Task
In the material below, find each line holding the string "JSON" and copy it.

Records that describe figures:
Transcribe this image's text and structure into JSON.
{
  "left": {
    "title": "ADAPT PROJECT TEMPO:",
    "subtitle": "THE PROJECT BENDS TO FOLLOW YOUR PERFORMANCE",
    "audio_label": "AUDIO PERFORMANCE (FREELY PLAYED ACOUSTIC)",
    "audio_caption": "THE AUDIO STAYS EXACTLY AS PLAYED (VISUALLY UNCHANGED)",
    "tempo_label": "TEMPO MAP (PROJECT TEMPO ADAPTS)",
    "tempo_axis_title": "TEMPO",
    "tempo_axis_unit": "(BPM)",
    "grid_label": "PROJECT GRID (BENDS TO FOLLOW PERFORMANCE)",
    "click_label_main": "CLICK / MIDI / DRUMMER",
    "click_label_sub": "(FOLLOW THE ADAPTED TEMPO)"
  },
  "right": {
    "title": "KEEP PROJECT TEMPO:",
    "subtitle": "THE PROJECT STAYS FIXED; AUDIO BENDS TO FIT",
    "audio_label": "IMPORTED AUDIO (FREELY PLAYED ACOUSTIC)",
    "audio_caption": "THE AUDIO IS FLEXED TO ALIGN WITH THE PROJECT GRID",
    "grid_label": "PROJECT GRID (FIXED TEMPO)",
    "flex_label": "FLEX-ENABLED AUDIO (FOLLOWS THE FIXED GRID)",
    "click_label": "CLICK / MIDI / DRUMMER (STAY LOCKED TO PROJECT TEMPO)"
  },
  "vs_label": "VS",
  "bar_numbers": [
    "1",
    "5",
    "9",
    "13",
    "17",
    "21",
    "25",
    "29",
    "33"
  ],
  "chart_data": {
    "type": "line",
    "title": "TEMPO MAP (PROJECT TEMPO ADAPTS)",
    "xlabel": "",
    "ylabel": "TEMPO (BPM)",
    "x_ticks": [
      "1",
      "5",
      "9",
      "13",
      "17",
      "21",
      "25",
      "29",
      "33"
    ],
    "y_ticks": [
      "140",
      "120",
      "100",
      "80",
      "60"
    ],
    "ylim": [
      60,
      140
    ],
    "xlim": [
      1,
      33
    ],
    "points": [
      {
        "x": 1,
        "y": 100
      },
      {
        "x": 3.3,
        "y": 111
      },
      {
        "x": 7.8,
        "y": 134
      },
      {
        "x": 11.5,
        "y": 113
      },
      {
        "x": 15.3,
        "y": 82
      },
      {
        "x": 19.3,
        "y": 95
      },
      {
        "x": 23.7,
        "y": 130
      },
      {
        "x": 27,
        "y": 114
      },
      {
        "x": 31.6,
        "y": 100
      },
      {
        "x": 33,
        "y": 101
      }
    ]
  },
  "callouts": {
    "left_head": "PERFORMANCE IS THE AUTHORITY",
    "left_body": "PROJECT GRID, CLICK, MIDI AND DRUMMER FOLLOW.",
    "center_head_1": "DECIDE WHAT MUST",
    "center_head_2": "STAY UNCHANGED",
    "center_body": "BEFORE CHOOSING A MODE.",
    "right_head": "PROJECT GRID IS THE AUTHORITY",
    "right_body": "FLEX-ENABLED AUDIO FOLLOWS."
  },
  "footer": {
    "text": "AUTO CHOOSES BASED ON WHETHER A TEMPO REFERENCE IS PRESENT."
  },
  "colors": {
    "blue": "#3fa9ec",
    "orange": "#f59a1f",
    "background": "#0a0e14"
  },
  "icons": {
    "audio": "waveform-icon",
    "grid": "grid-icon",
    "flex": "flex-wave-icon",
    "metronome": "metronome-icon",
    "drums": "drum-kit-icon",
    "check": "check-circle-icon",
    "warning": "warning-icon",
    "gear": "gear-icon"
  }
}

---

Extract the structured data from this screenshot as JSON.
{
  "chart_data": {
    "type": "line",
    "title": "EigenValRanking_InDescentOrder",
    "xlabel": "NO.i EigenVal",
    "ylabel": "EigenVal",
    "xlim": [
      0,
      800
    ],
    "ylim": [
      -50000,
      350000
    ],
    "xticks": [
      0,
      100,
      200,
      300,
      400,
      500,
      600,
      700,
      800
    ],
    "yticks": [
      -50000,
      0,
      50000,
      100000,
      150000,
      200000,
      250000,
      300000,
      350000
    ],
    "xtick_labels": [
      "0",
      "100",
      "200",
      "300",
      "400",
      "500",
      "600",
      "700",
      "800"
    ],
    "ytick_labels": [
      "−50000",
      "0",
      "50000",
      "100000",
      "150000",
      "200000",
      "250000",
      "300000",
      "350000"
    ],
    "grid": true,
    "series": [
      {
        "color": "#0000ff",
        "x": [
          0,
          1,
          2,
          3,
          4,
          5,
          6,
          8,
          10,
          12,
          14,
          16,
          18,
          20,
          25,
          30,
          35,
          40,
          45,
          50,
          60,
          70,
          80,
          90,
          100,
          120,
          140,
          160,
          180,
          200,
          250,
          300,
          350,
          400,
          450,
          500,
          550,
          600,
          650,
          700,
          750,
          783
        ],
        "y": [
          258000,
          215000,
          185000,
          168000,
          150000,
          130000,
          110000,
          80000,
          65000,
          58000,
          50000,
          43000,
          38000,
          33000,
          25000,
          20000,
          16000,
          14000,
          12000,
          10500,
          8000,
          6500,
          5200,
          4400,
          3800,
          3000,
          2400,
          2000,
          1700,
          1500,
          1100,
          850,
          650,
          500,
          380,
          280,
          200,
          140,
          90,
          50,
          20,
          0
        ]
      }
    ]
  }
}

--

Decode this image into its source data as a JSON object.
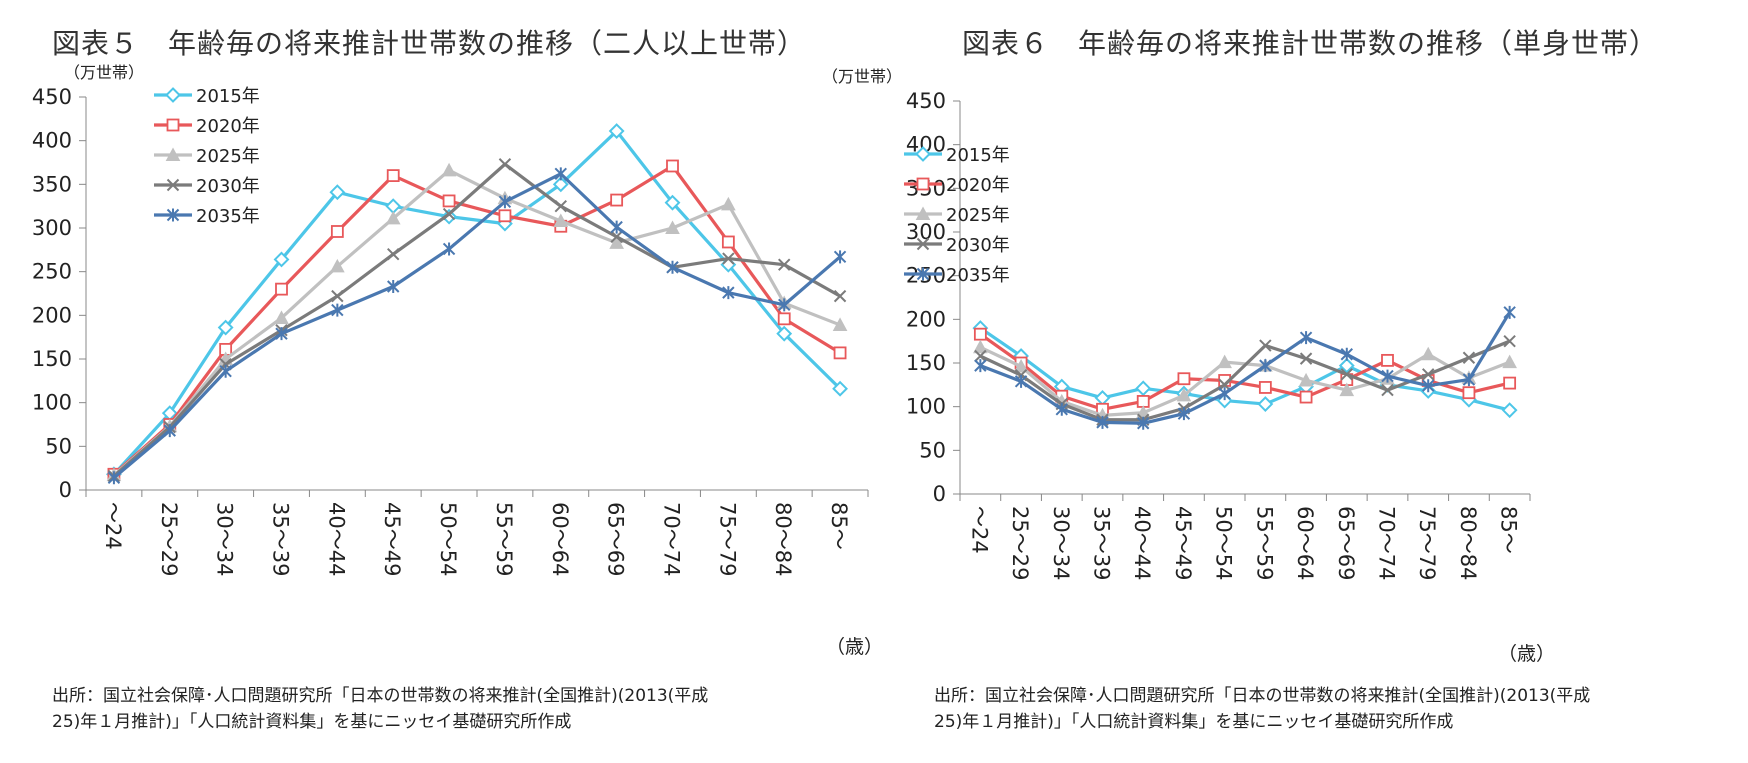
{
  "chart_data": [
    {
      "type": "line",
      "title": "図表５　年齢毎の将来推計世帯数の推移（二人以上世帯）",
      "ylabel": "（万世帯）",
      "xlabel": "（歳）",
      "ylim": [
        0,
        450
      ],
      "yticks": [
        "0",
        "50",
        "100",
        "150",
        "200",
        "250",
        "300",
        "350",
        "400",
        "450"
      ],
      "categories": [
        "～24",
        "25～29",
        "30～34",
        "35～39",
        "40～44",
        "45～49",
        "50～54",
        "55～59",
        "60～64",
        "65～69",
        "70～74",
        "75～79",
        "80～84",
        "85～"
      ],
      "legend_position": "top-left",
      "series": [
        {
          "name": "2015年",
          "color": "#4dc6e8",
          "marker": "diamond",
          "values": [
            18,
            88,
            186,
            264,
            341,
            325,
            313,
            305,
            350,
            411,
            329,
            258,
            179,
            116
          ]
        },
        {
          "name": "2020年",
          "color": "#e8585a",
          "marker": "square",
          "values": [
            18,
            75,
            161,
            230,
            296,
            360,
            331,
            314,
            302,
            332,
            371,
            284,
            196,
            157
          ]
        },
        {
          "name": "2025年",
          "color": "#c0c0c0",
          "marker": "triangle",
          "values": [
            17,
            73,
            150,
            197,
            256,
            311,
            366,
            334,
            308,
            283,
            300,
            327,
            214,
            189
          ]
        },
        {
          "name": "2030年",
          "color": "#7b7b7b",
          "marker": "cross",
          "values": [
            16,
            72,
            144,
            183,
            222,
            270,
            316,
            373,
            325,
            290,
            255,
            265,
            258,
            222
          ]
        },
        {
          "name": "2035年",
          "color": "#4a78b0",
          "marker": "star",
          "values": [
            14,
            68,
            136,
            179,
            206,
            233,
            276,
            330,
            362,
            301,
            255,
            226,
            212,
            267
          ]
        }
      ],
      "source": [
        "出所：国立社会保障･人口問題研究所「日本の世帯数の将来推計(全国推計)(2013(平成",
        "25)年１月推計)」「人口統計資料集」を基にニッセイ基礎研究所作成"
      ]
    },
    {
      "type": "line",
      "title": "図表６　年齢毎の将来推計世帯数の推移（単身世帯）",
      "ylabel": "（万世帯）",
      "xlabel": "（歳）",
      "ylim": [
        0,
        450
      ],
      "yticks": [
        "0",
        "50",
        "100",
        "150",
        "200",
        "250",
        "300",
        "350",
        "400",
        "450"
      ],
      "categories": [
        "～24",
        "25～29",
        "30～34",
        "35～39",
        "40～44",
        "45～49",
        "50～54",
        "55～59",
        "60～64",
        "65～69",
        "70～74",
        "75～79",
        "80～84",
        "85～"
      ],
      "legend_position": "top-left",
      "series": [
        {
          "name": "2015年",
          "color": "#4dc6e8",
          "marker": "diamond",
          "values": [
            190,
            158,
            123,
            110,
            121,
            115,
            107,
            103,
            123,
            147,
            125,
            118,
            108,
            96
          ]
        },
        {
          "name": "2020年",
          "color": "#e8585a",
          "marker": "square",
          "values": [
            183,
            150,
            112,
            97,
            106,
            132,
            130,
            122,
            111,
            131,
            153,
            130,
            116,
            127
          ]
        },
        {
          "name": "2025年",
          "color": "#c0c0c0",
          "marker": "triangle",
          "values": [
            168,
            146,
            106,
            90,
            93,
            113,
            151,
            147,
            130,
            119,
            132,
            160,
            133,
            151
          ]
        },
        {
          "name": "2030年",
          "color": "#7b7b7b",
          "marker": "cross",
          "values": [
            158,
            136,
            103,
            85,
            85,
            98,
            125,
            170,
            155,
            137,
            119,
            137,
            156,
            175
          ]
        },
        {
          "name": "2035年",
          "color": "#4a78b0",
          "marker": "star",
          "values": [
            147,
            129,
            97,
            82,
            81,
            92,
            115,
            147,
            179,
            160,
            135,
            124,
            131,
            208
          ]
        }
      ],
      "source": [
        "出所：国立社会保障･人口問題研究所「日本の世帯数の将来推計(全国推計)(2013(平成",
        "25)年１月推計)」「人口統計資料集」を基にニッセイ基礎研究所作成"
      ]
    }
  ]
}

The answer
Transcribe this image's text and structure into JSON.
Extract the structured data from this screenshot as JSON.
Decode this image into its source data as a JSON object.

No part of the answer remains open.